--- start DATASET EXTRACT ---
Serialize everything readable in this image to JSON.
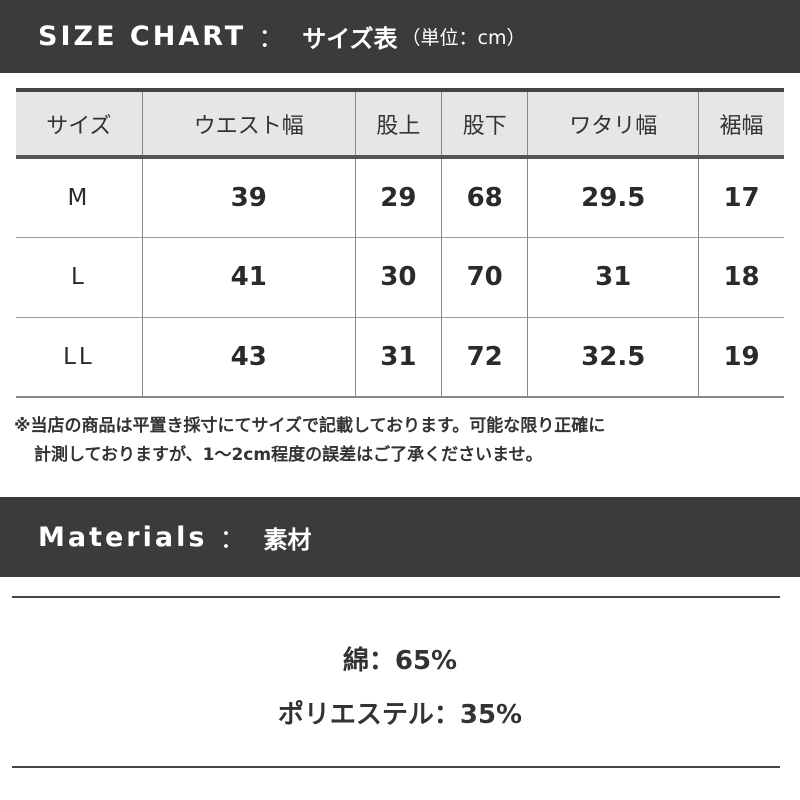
{
  "size_chart": {
    "title_en": "SIZE CHART",
    "separator": "：",
    "title_jp": "サイズ表",
    "unit": "（単位：cm）",
    "headers": [
      "サイズ",
      "ウエスト幅",
      "股上",
      "股下",
      "ワタリ幅",
      "裾幅"
    ],
    "rows": [
      [
        "M",
        "39",
        "29",
        "68",
        "29.5",
        "17"
      ],
      [
        "L",
        "41",
        "30",
        "70",
        "31",
        "18"
      ],
      [
        "LL",
        "43",
        "31",
        "72",
        "32.5",
        "19"
      ]
    ],
    "note_line1": "※当店の商品は平置き採寸にてサイズで記載しております。可能な限り正確に",
    "note_line2": "計測しておりますが、1〜2cm程度の誤差はご了承くださいませ。"
  },
  "materials": {
    "title_en": "Materials",
    "separator": "：",
    "title_jp": "素材",
    "items": [
      "綿：65%",
      "ポリエステル：35%"
    ]
  },
  "colors": {
    "header_bar": "#3b3b3d",
    "table_header_bg": "#e6e6e6"
  }
}
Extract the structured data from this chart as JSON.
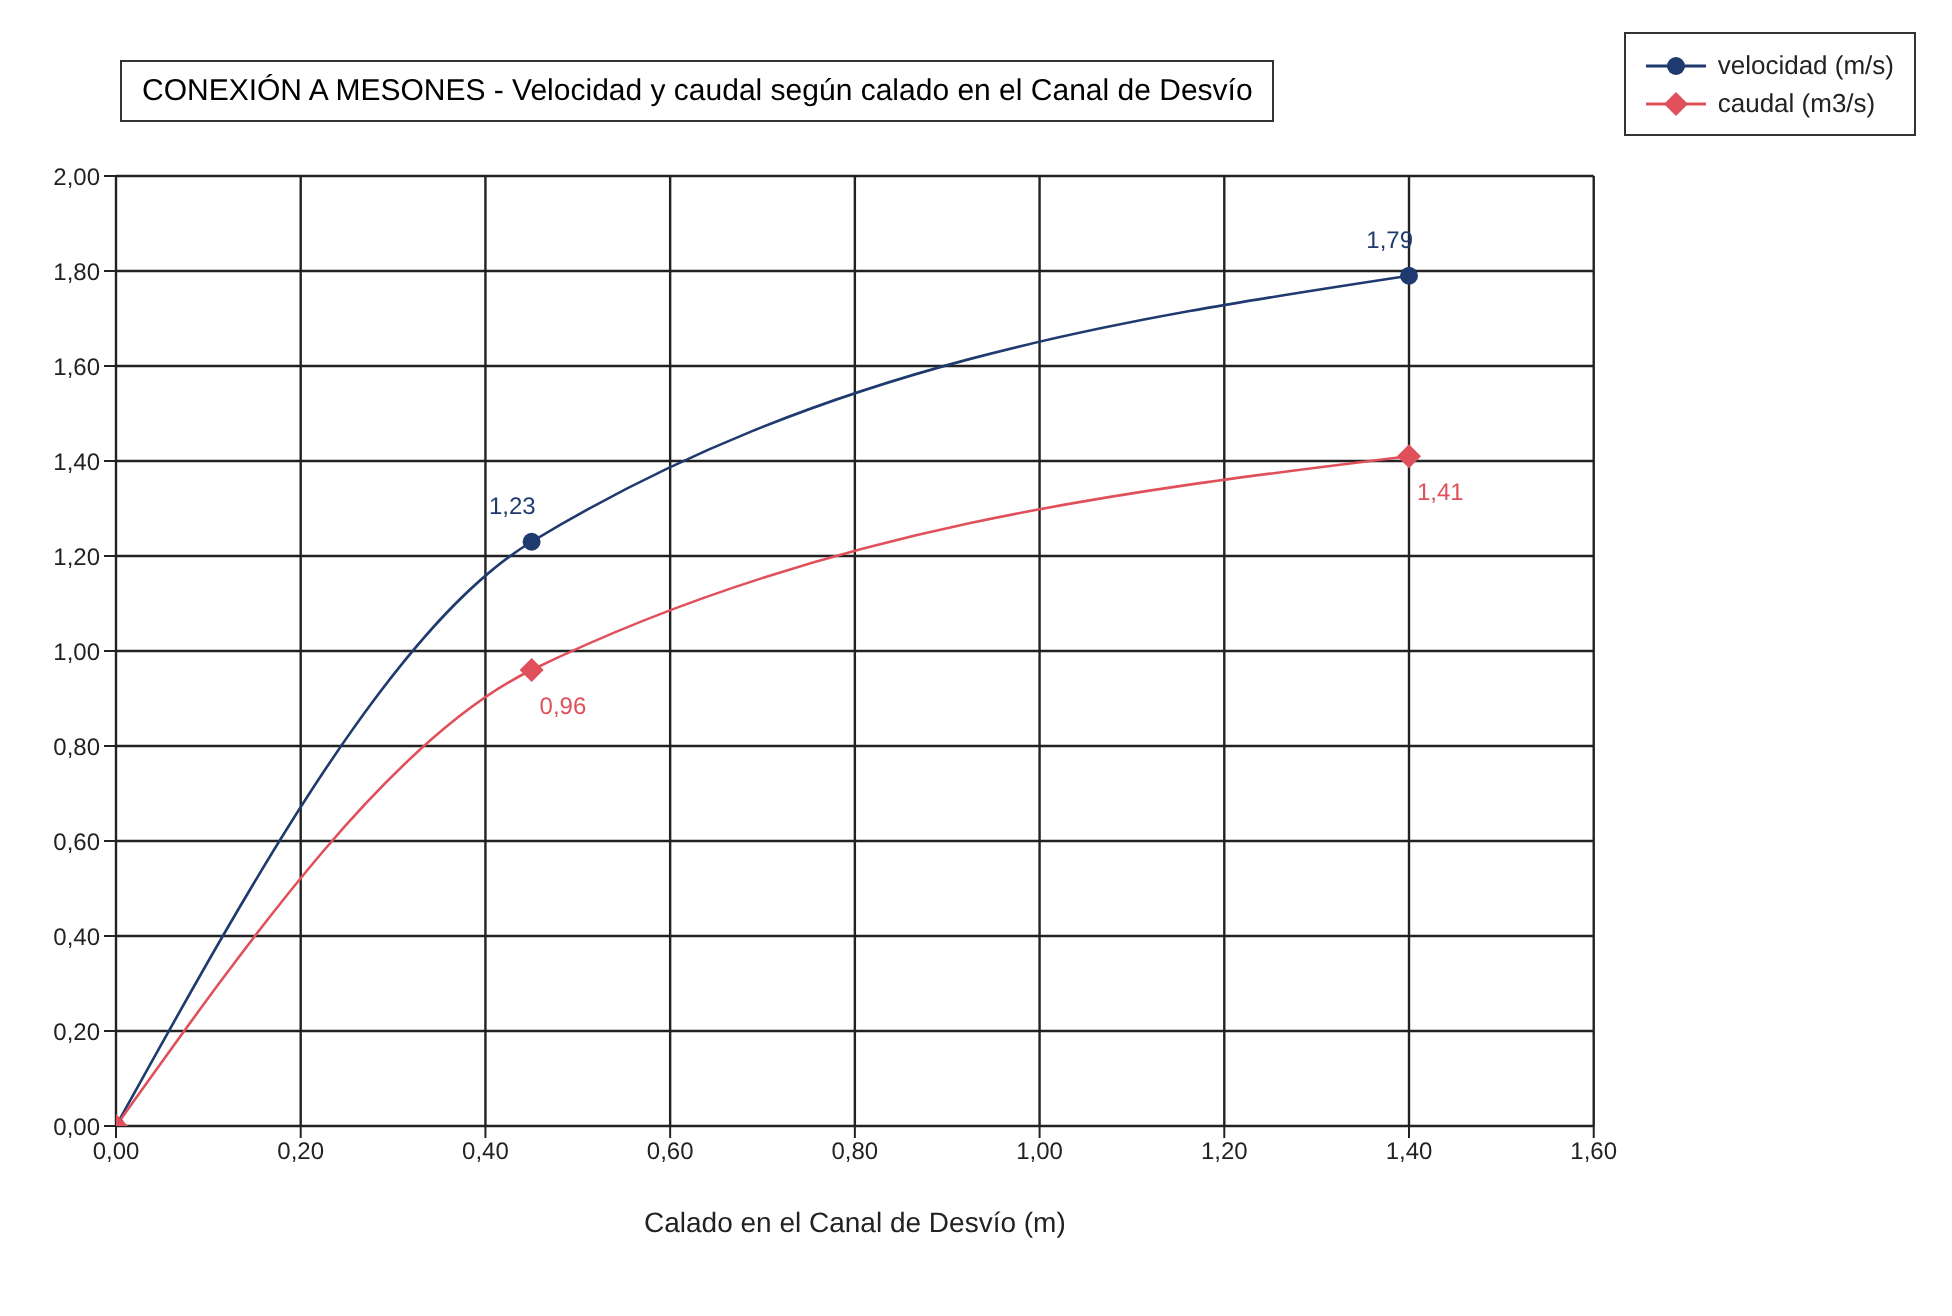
{
  "chart_data": {
    "type": "line",
    "title": "CONEXIÓN A MESONES - Velocidad y caudal según calado en el Canal de Desvío",
    "xlabel": "Calado en el Canal de Desvío (m)",
    "x": [
      0,
      0.45,
      1.4
    ],
    "series": [
      {
        "name": "velocidad (m/s)",
        "color": "#1f3a6e",
        "marker": "circle",
        "values": [
          0,
          1.23,
          1.79
        ],
        "value_labels": [
          null,
          "1,23",
          "1,79"
        ]
      },
      {
        "name": "caudal (m3/s)",
        "color": "#e0505a",
        "marker": "diamond",
        "values": [
          0,
          0.96,
          1.41
        ],
        "value_labels": [
          null,
          "0,96",
          "1,41"
        ]
      }
    ],
    "xlim": [
      0,
      1.6
    ],
    "xticks": [
      {
        "value": 0,
        "label": "0,00"
      },
      {
        "value": 0.2,
        "label": "0,20"
      },
      {
        "value": 0.4,
        "label": "0,40"
      },
      {
        "value": 0.6,
        "label": "0,60"
      },
      {
        "value": 0.8,
        "label": "0,80"
      },
      {
        "value": 1,
        "label": "1,00"
      },
      {
        "value": 1.2,
        "label": "1,20"
      },
      {
        "value": 1.4,
        "label": "1,40"
      },
      {
        "value": 1.6,
        "label": "1,60"
      }
    ],
    "ylim": [
      0,
      2
    ],
    "yticks": [
      {
        "value": 0,
        "label": "0,00"
      },
      {
        "value": 0.2,
        "label": "0,20"
      },
      {
        "value": 0.4,
        "label": "0,40"
      },
      {
        "value": 0.6,
        "label": "0,60"
      },
      {
        "value": 0.8,
        "label": "0,80"
      },
      {
        "value": 1,
        "label": "1,00"
      },
      {
        "value": 1.2,
        "label": "1,20"
      },
      {
        "value": 1.4,
        "label": "1,40"
      },
      {
        "value": 1.6,
        "label": "1,60"
      },
      {
        "value": 1.8,
        "label": "1,80"
      },
      {
        "value": 2,
        "label": "2,00"
      }
    ],
    "grid": true,
    "legend": "top right",
    "line_style": "solid"
  }
}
--- end DATASET EXTRACT ---
WHAT THIS TASK INVOLVES:
Transcribe the listing above verbatim. Omit the pictures.

RESPONSE TO THE TASK:
Serialize everything readable in this image to JSON.
{
  "size_chart": {
    "title_en": "SIZE CHART",
    "separator": "：",
    "title_jp": "サイズ表",
    "unit": "（単位：cm）",
    "headers": [
      "サイズ",
      "ウエスト幅",
      "股上",
      "股下",
      "ワタリ幅",
      "裾幅"
    ],
    "rows": [
      [
        "M",
        "39",
        "29",
        "68",
        "29.5",
        "17"
      ],
      [
        "L",
        "41",
        "30",
        "70",
        "31",
        "18"
      ],
      [
        "LL",
        "43",
        "31",
        "72",
        "32.5",
        "19"
      ]
    ],
    "note_line1": "※当店の商品は平置き採寸にてサイズで記載しております。可能な限り正確に",
    "note_line2": "計測しておりますが、1〜2cm程度の誤差はご了承くださいませ。"
  },
  "materials": {
    "title_en": "Materials",
    "separator": "：",
    "title_jp": "素材",
    "items": [
      "綿：65%",
      "ポリエステル：35%"
    ]
  },
  "colors": {
    "header_bar": "#3b3b3d",
    "table_header_bg": "#e6e6e6"
  }
}
Extract the structured data from this chart as JSON.
{
  "chart_data": {
    "type": "line",
    "title": "CONEXIÓN A MESONES - Velocidad y caudal según calado en el Canal de Desvío",
    "xlabel": "Calado en el Canal de Desvío (m)",
    "x": [
      0,
      0.45,
      1.4
    ],
    "series": [
      {
        "name": "velocidad (m/s)",
        "color": "#1f3a6e",
        "marker": "circle",
        "values": [
          0,
          1.23,
          1.79
        ],
        "value_labels": [
          null,
          "1,23",
          "1,79"
        ]
      },
      {
        "name": "caudal (m3/s)",
        "color": "#e0505a",
        "marker": "diamond",
        "values": [
          0,
          0.96,
          1.41
        ],
        "value_labels": [
          null,
          "0,96",
          "1,41"
        ]
      }
    ],
    "xlim": [
      0,
      1.6
    ],
    "xticks": [
      {
        "value": 0,
        "label": "0,00"
      },
      {
        "value": 0.2,
        "label": "0,20"
      },
      {
        "value": 0.4,
        "label": "0,40"
      },
      {
        "value": 0.6,
        "label": "0,60"
      },
      {
        "value": 0.8,
        "label": "0,80"
      },
      {
        "value": 1,
        "label": "1,00"
      },
      {
        "value": 1.2,
        "label": "1,20"
      },
      {
        "value": 1.4,
        "label": "1,40"
      },
      {
        "value": 1.6,
        "label": "1,60"
      }
    ],
    "ylim": [
      0,
      2
    ],
    "yticks": [
      {
        "value": 0,
        "label": "0,00"
      },
      {
        "value": 0.2,
        "label": "0,20"
      },
      {
        "value": 0.4,
        "label": "0,40"
      },
      {
        "value": 0.6,
        "label": "0,60"
      },
      {
        "value": 0.8,
        "label": "0,80"
      },
      {
        "value": 1,
        "label": "1,00"
      },
      {
        "value": 1.2,
        "label": "1,20"
      },
      {
        "value": 1.4,
        "label": "1,40"
      },
      {
        "value": 1.6,
        "label": "1,60"
      },
      {
        "value": 1.8,
        "label": "1,80"
      },
      {
        "value": 2,
        "label": "2,00"
      }
    ],
    "grid": true,
    "legend": "top right",
    "line_style": "solid"
  }
}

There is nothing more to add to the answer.